Exercise task: Reproduce every record exactly as it appears, but not the pictures.

Records shown:
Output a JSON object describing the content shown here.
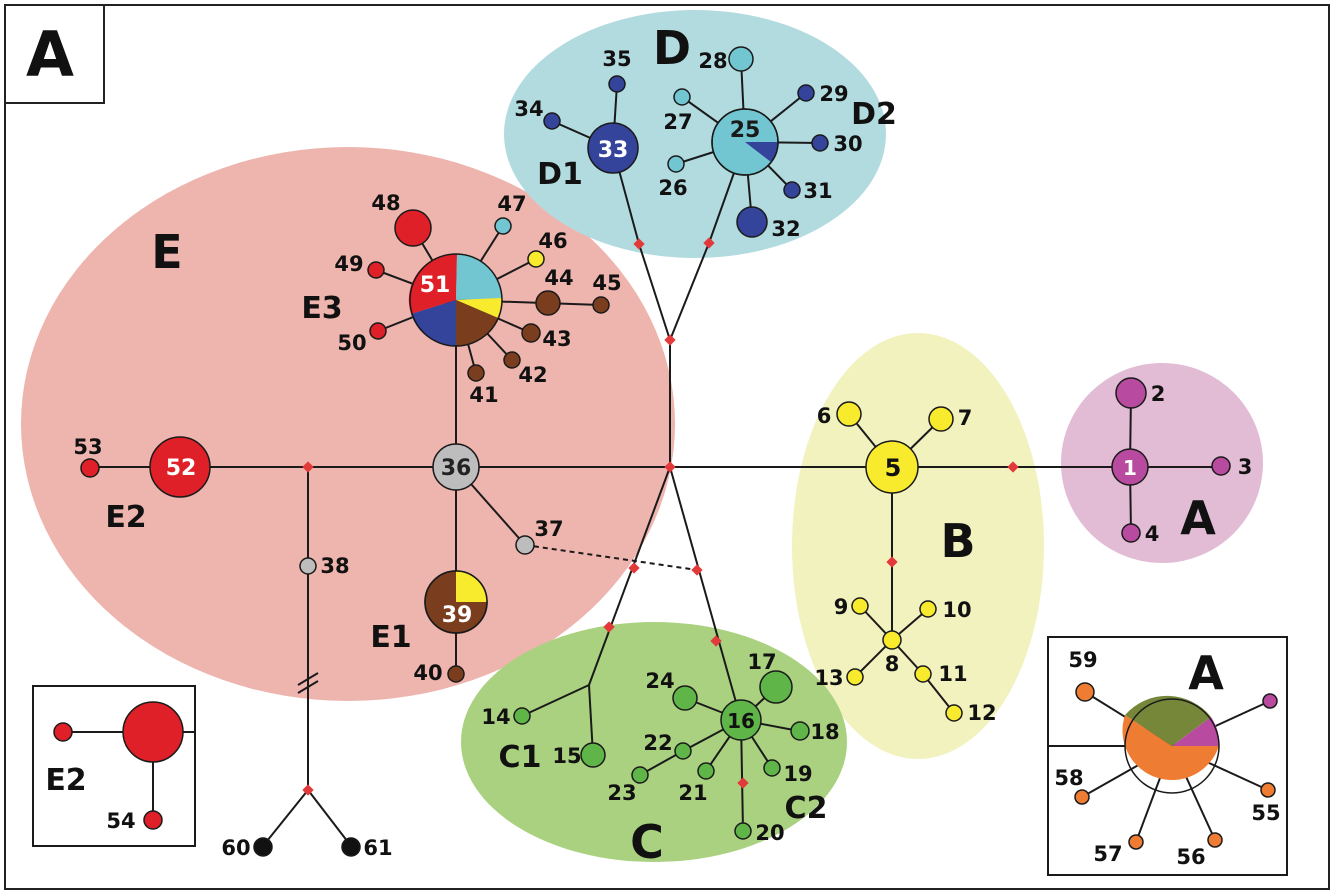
{
  "panel_label": "A",
  "colors": {
    "A": "#b84aa0",
    "B": "#f8ea2c",
    "C": "#5fb548",
    "D_light": "#72c6d2",
    "D_dark": "#34449a",
    "E_red": "#e02028",
    "E_brown": "#7a3e1e",
    "gray": "#bdbdbd",
    "black": "#111111",
    "orange": "#ee7d33",
    "olive": "#77873a",
    "median": "#e23a3a",
    "bg_A": "#e2bcd5",
    "bg_B": "#f1f2be",
    "bg_C": "#a9d17f",
    "bg_D": "#b2dbe0",
    "bg_E": "#eeb4ae"
  },
  "groups": [
    {
      "id": "A",
      "label": "A"
    },
    {
      "id": "B",
      "label": "B"
    },
    {
      "id": "C",
      "label": "C"
    },
    {
      "id": "D",
      "label": "D"
    },
    {
      "id": "E",
      "label": "E"
    }
  ],
  "subgroups": [
    "C1",
    "C2",
    "D1",
    "D2",
    "E1",
    "E2",
    "E3"
  ],
  "haplotypes": [
    {
      "id": "1"
    },
    {
      "id": "2"
    },
    {
      "id": "3"
    },
    {
      "id": "4"
    },
    {
      "id": "5"
    },
    {
      "id": "6"
    },
    {
      "id": "7"
    },
    {
      "id": "8"
    },
    {
      "id": "9"
    },
    {
      "id": "10"
    },
    {
      "id": "11"
    },
    {
      "id": "12"
    },
    {
      "id": "13"
    },
    {
      "id": "14"
    },
    {
      "id": "15"
    },
    {
      "id": "16"
    },
    {
      "id": "17"
    },
    {
      "id": "18"
    },
    {
      "id": "19"
    },
    {
      "id": "20"
    },
    {
      "id": "21"
    },
    {
      "id": "22"
    },
    {
      "id": "23"
    },
    {
      "id": "24"
    },
    {
      "id": "25"
    },
    {
      "id": "26"
    },
    {
      "id": "27"
    },
    {
      "id": "28"
    },
    {
      "id": "29"
    },
    {
      "id": "30"
    },
    {
      "id": "31"
    },
    {
      "id": "32"
    },
    {
      "id": "33"
    },
    {
      "id": "34"
    },
    {
      "id": "35"
    },
    {
      "id": "36"
    },
    {
      "id": "37"
    },
    {
      "id": "38"
    },
    {
      "id": "39"
    },
    {
      "id": "40"
    },
    {
      "id": "41"
    },
    {
      "id": "42"
    },
    {
      "id": "43"
    },
    {
      "id": "44"
    },
    {
      "id": "45"
    },
    {
      "id": "46"
    },
    {
      "id": "47"
    },
    {
      "id": "48"
    },
    {
      "id": "49"
    },
    {
      "id": "50"
    },
    {
      "id": "51"
    },
    {
      "id": "52"
    },
    {
      "id": "53"
    },
    {
      "id": "54"
    },
    {
      "id": "55"
    },
    {
      "id": "56"
    },
    {
      "id": "57"
    },
    {
      "id": "58"
    },
    {
      "id": "59"
    },
    {
      "id": "60"
    },
    {
      "id": "61"
    }
  ],
  "inset_E2": {
    "subgroup": "E2",
    "haplotypes": [
      "54"
    ]
  },
  "inset_A": {
    "group": "A",
    "haplotypes": [
      "55",
      "56",
      "57",
      "58",
      "59"
    ]
  }
}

In response:
Output a JSON object describing the content shown here.
{
  "panel_label": "A",
  "colors": {
    "A": "#b84aa0",
    "B": "#f8ea2c",
    "C": "#5fb548",
    "D_light": "#72c6d2",
    "D_dark": "#34449a",
    "E_red": "#e02028",
    "E_brown": "#7a3e1e",
    "gray": "#bdbdbd",
    "black": "#111111",
    "orange": "#ee7d33",
    "olive": "#77873a",
    "median": "#e23a3a",
    "bg_A": "#e2bcd5",
    "bg_B": "#f1f2be",
    "bg_C": "#a9d17f",
    "bg_D": "#b2dbe0",
    "bg_E": "#eeb4ae"
  },
  "groups": [
    {
      "id": "A",
      "label": "A"
    },
    {
      "id": "B",
      "label": "B"
    },
    {
      "id": "C",
      "label": "C"
    },
    {
      "id": "D",
      "label": "D"
    },
    {
      "id": "E",
      "label": "E"
    }
  ],
  "subgroups": [
    "C1",
    "C2",
    "D1",
    "D2",
    "E1",
    "E2",
    "E3"
  ],
  "haplotypes": [
    {
      "id": "1"
    },
    {
      "id": "2"
    },
    {
      "id": "3"
    },
    {
      "id": "4"
    },
    {
      "id": "5"
    },
    {
      "id": "6"
    },
    {
      "id": "7"
    },
    {
      "id": "8"
    },
    {
      "id": "9"
    },
    {
      "id": "10"
    },
    {
      "id": "11"
    },
    {
      "id": "12"
    },
    {
      "id": "13"
    },
    {
      "id": "14"
    },
    {
      "id": "15"
    },
    {
      "id": "16"
    },
    {
      "id": "17"
    },
    {
      "id": "18"
    },
    {
      "id": "19"
    },
    {
      "id": "20"
    },
    {
      "id": "21"
    },
    {
      "id": "22"
    },
    {
      "id": "23"
    },
    {
      "id": "24"
    },
    {
      "id": "25"
    },
    {
      "id": "26"
    },
    {
      "id": "27"
    },
    {
      "id": "28"
    },
    {
      "id": "29"
    },
    {
      "id": "30"
    },
    {
      "id": "31"
    },
    {
      "id": "32"
    },
    {
      "id": "33"
    },
    {
      "id": "34"
    },
    {
      "id": "35"
    },
    {
      "id": "36"
    },
    {
      "id": "37"
    },
    {
      "id": "38"
    },
    {
      "id": "39"
    },
    {
      "id": "40"
    },
    {
      "id": "41"
    },
    {
      "id": "42"
    },
    {
      "id": "43"
    },
    {
      "id": "44"
    },
    {
      "id": "45"
    },
    {
      "id": "46"
    },
    {
      "id": "47"
    },
    {
      "id": "48"
    },
    {
      "id": "49"
    },
    {
      "id": "50"
    },
    {
      "id": "51"
    },
    {
      "id": "52"
    },
    {
      "id": "53"
    },
    {
      "id": "54"
    },
    {
      "id": "55"
    },
    {
      "id": "56"
    },
    {
      "id": "57"
    },
    {
      "id": "58"
    },
    {
      "id": "59"
    },
    {
      "id": "60"
    },
    {
      "id": "61"
    }
  ],
  "inset_E2": {
    "subgroup": "E2",
    "haplotypes": [
      "54"
    ]
  },
  "inset_A": {
    "group": "A",
    "haplotypes": [
      "55",
      "56",
      "57",
      "58",
      "59"
    ]
  }
}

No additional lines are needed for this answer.